==== Information shown
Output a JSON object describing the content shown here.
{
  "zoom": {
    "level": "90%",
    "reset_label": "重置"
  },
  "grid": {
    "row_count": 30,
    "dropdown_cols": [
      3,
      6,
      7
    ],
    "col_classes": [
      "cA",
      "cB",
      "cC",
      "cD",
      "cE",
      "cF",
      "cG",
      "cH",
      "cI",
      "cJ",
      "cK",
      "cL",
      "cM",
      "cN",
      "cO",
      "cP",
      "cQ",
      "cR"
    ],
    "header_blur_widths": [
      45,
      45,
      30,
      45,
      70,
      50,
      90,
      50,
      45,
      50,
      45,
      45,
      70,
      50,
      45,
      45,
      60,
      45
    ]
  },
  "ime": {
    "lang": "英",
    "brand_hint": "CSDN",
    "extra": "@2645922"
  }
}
========
Faithfully reproduce all of the records, character for character.

### Output of the task
Output a JSON object describing the content shown here.
{
  "zoom": {
    "level": "90%",
    "reset_label": "重置"
  },
  "grid": {
    "row_count": 30,
    "dropdown_cols": [
      3,
      6,
      7
    ],
    "col_classes": [
      "cA",
      "cB",
      "cC",
      "cD",
      "cE",
      "cF",
      "cG",
      "cH",
      "cI",
      "cJ",
      "cK",
      "cL",
      "cM",
      "cN",
      "cO",
      "cP",
      "cQ",
      "cR"
    ],
    "header_blur_widths": [
      45,
      45,
      30,
      45,
      70,
      50,
      90,
      50,
      45,
      50,
      45,
      45,
      70,
      50,
      45,
      45,
      60,
      45
    ]
  },
  "ime": {
    "lang": "英",
    "brand_hint": "CSDN",
    "extra": "@2645922"
  }
}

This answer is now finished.